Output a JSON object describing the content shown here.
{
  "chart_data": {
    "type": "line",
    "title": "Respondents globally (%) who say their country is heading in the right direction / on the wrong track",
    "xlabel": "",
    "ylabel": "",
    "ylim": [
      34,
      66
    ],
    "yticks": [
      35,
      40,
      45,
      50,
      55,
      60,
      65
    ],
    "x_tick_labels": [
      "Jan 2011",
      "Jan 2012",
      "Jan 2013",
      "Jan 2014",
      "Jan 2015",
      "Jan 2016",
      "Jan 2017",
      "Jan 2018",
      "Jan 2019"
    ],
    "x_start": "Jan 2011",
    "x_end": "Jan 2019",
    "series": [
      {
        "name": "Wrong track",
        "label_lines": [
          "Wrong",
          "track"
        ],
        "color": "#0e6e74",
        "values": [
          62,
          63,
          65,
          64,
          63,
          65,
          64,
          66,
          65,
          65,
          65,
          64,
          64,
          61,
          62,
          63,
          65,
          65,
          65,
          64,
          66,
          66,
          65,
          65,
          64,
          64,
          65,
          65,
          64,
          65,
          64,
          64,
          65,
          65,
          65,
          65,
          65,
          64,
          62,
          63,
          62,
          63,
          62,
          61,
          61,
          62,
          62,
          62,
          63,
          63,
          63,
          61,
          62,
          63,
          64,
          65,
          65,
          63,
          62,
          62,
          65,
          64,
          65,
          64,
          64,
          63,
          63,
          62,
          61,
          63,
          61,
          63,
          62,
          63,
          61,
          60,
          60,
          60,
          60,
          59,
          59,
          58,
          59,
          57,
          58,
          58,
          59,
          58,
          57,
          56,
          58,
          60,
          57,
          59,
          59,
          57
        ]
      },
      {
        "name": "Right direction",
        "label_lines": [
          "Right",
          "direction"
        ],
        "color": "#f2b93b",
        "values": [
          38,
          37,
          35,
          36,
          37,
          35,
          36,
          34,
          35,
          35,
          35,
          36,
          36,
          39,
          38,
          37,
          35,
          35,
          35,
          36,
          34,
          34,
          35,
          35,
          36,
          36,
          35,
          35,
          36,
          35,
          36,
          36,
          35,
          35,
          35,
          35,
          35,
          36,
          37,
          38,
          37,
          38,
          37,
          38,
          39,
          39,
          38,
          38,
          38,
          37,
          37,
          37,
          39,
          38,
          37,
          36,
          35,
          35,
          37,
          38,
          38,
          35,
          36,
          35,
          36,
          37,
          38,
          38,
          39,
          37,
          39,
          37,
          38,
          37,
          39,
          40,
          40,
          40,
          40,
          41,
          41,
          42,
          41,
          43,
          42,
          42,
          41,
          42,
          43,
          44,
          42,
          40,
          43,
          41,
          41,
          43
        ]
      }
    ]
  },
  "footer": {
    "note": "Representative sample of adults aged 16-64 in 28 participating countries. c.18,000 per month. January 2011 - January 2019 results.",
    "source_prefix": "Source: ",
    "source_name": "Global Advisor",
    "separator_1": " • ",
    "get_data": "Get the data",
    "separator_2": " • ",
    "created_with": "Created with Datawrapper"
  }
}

+ + + + +

- **What is asked**
Collect each line of the entries that has the word "direction", copying it in full.

- **Answer**
    "title": "Respondents globally (%) who say their country is heading in the right direction / on the wrong track",
        "name": "Right direction",
          "direction"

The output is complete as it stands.